> _WHAT IS NEEDED_: Copy out the lines from the one holding "legend-step-label: 连接各流程内容 [416, 324, 458, 332]" through the one holding "to-front-icon[interactable] [368, 37, 378, 47]", inclusive, exactly as they appear.

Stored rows
-- Begin --

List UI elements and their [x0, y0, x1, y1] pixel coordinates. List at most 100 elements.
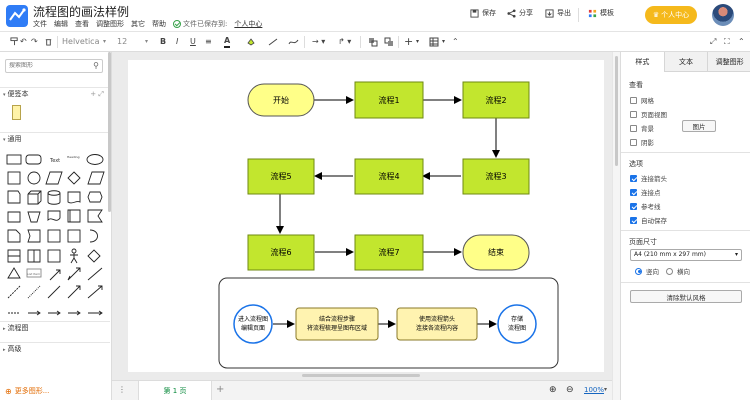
legend-step-label: 连接各流程内容 [416, 324, 458, 332]
italic-icon[interactable]: I [176, 36, 178, 48]
fullscreen-icon[interactable]: ⤢ [710, 36, 716, 48]
to-back-icon[interactable] [384, 37, 394, 47]
grid-label: 网格 [641, 97, 654, 105]
menu-help[interactable]: 帮助 [152, 19, 166, 29]
zoom-out-icon[interactable]: ⊖ [566, 385, 574, 395]
line-color-icon[interactable] [268, 37, 278, 47]
scratchpad-note[interactable] [12, 105, 21, 120]
chevron-down-icon[interactable]: ▾ [416, 36, 419, 48]
personal-center-button[interactable]: ♛ 个人中心 [645, 6, 697, 24]
canvas-vertical-scrollbar[interactable] [612, 52, 620, 400]
general-shapes-grid[interactable]: Text Heading List Item [4, 150, 108, 322]
legend-start-circle[interactable] [233, 304, 273, 344]
chevron-down-icon[interactable]: ▾ [145, 36, 148, 48]
section-flowchart[interactable]: ▸ 流程图 [0, 321, 110, 334]
legend-end-circle[interactable] [497, 304, 537, 344]
undo-icon[interactable]: ↶ [20, 36, 27, 48]
checkbox-checked-icon[interactable] [630, 216, 637, 224]
chevron-down-icon[interactable]: ▾ [442, 36, 445, 48]
document-title[interactable]: 流程图的画法样例 [33, 3, 129, 20]
autosave-checkbox[interactable]: 自动保存 [630, 215, 667, 225]
chevron-down-icon[interactable]: ▾ [103, 36, 106, 48]
connection-points-checkbox[interactable]: 连接点 [630, 187, 661, 197]
add-page-button[interactable]: + [216, 384, 224, 395]
to-front-icon[interactable] [368, 37, 378, 47]
background-image-button[interactable]: 图片 [682, 120, 716, 132]
checkbox-icon[interactable] [630, 96, 637, 104]
save-location-link[interactable]: 个人中心 [234, 19, 262, 29]
text-align-icon[interactable]: ≡ [205, 36, 212, 48]
portrait-radio[interactable]: 竖向 [635, 266, 659, 276]
table-icon[interactable] [429, 37, 439, 47]
scrollbar-thumb[interactable] [615, 56, 618, 166]
tab-page-1[interactable]: 第 1 页 [138, 381, 212, 400]
template-button[interactable]: 模板 [588, 8, 614, 18]
bold-icon[interactable]: B [160, 36, 166, 48]
section-scratchpad[interactable]: ▾ 便签本 + ⤢ [0, 87, 110, 100]
collapse-icon[interactable]: ⌃ [452, 36, 459, 48]
insert-icon[interactable]: + [404, 36, 413, 47]
menu-file[interactable]: 文件 [33, 19, 47, 29]
legend-step-box[interactable] [295, 307, 379, 341]
avatar[interactable] [712, 4, 734, 26]
clear-default-style-button[interactable]: 清除默认风格 [630, 290, 742, 303]
share-button[interactable]: 分享 [507, 8, 533, 18]
waypoint-style-icon[interactable]: ↱ ▾ [338, 36, 351, 48]
menu-edit[interactable]: 编辑 [54, 19, 68, 29]
zoom-level-select[interactable]: 100% [584, 386, 604, 394]
menu-view[interactable]: 查看 [75, 19, 89, 29]
radio-icon[interactable] [666, 267, 673, 275]
redo-icon[interactable]: ↷ [31, 36, 38, 48]
font-family-select[interactable]: Helvetica [62, 36, 104, 48]
checkbox-icon[interactable] [630, 138, 637, 146]
search-icon[interactable]: ⚲ [93, 61, 99, 70]
export-button[interactable]: 导出 [545, 8, 571, 18]
checkbox-checked-icon[interactable] [630, 188, 637, 196]
page-view-checkbox[interactable]: 页面视图 [630, 109, 667, 119]
flowchart-diagram[interactable]: 开始 流程1 流程2 流程5 流程4 流程3 流程6 流程7 结束 进入流程图 … [128, 60, 604, 372]
canvas-horizontal-scrollbar[interactable] [302, 374, 420, 377]
radio-selected-icon[interactable] [635, 267, 642, 275]
landscape-radio[interactable]: 横向 [666, 266, 690, 276]
checkbox-icon[interactable] [630, 110, 637, 118]
zoom-in-icon[interactable]: ⊕ [549, 385, 557, 395]
underline-icon[interactable]: U [190, 36, 196, 48]
canvas-area[interactable]: 开始 流程1 流程2 流程5 流程4 流程3 流程6 流程7 结束 进入流程图 … [112, 52, 612, 380]
shadow-checkbox[interactable]: 阴影 [630, 137, 654, 147]
more-shapes-link[interactable]: ⊕ 更多图形... [5, 386, 49, 396]
app-logo-icon[interactable] [6, 5, 28, 27]
checkbox-checked-icon[interactable] [630, 174, 637, 182]
checkbox-checked-icon[interactable] [630, 202, 637, 210]
section-general[interactable]: ▾ 通用 [0, 132, 110, 145]
search-input[interactable] [9, 62, 89, 69]
page-menu-icon[interactable]: ⋮ [118, 385, 126, 394]
line-style-icon[interactable] [288, 37, 299, 47]
left-panel-scrollbar[interactable] [108, 52, 111, 212]
legend-step-box[interactable] [396, 307, 478, 341]
page-size-select[interactable]: A4 (210 mm x 297 mm) ▾ [630, 249, 742, 261]
guides-checkbox[interactable]: 参考线 [630, 201, 661, 211]
format-paint-icon[interactable] [10, 37, 19, 46]
grid-checkbox[interactable]: 网格 [630, 95, 654, 105]
connection-arrows-checkbox[interactable]: 连接箭头 [630, 173, 667, 183]
background-checkbox[interactable]: 背景 [630, 123, 654, 133]
connector-style-icon[interactable]: → ▾ [312, 36, 325, 48]
section-advanced[interactable]: ▸ 高级 [0, 342, 110, 355]
fill-color-icon[interactable] [246, 37, 256, 47]
search-field[interactable]: ⚲ [5, 59, 103, 73]
checkbox-icon[interactable] [630, 124, 637, 132]
font-color-icon[interactable]: A [224, 36, 231, 48]
chevron-down-icon[interactable]: ▾ [604, 386, 607, 393]
scratchpad-add-icon[interactable]: + ⤢ [90, 88, 104, 100]
delete-icon[interactable] [44, 37, 53, 46]
diagram-page[interactable]: 开始 流程1 流程2 流程5 流程4 流程3 流程6 流程7 结束 进入流程图 … [128, 60, 604, 372]
zoom-fit-icon[interactable]: ⛶ [724, 36, 730, 48]
tab-text[interactable]: 文本 [663, 52, 708, 72]
menu-extras[interactable]: 其它 [131, 19, 145, 29]
tab-style[interactable]: 样式 [621, 52, 664, 72]
tab-arrange[interactable]: 调整图形 [707, 52, 750, 72]
font-size-select[interactable]: 12 [117, 36, 127, 48]
collapse-icon[interactable]: ⌃ [738, 36, 745, 48]
save-button[interactable]: 保存 [470, 8, 496, 18]
menu-arrange[interactable]: 调整图形 [96, 19, 124, 29]
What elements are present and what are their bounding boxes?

-- End --

> _SOLVED PROBLEM_:
legend-step-label: 连接各流程内容 [416, 324, 458, 332]
italic-icon[interactable]: I [176, 36, 178, 48]
fullscreen-icon[interactable]: ⤢ [710, 36, 716, 48]
to-back-icon[interactable] [384, 37, 394, 47]
grid-label: 网格 [641, 97, 654, 105]
menu-help[interactable]: 帮助 [152, 19, 166, 29]
zoom-out-icon[interactable]: ⊖ [566, 385, 574, 395]
line-color-icon[interactable] [268, 37, 278, 47]
scratchpad-note[interactable] [12, 105, 21, 120]
chevron-down-icon[interactable]: ▾ [416, 36, 419, 48]
personal-center-button[interactable]: ♛ 个人中心 [645, 6, 697, 24]
canvas-vertical-scrollbar[interactable] [612, 52, 620, 400]
general-shapes-grid[interactable]: Text Heading List Item [4, 150, 108, 322]
legend-start-circle[interactable] [233, 304, 273, 344]
chevron-down-icon[interactable]: ▾ [145, 36, 148, 48]
section-flowchart[interactable]: ▸ 流程图 [0, 321, 110, 334]
legend-end-circle[interactable] [497, 304, 537, 344]
undo-icon[interactable]: ↶ [20, 36, 27, 48]
checkbox-checked-icon[interactable] [630, 216, 637, 224]
chevron-down-icon[interactable]: ▾ [442, 36, 445, 48]
document-title[interactable]: 流程图的画法样例 [33, 3, 129, 20]
autosave-checkbox[interactable]: 自动保存 [630, 215, 667, 225]
chevron-down-icon[interactable]: ▾ [103, 36, 106, 48]
connection-points-checkbox[interactable]: 连接点 [630, 187, 661, 197]
add-page-button[interactable]: + [216, 384, 224, 395]
to-front-icon[interactable] [368, 37, 378, 47]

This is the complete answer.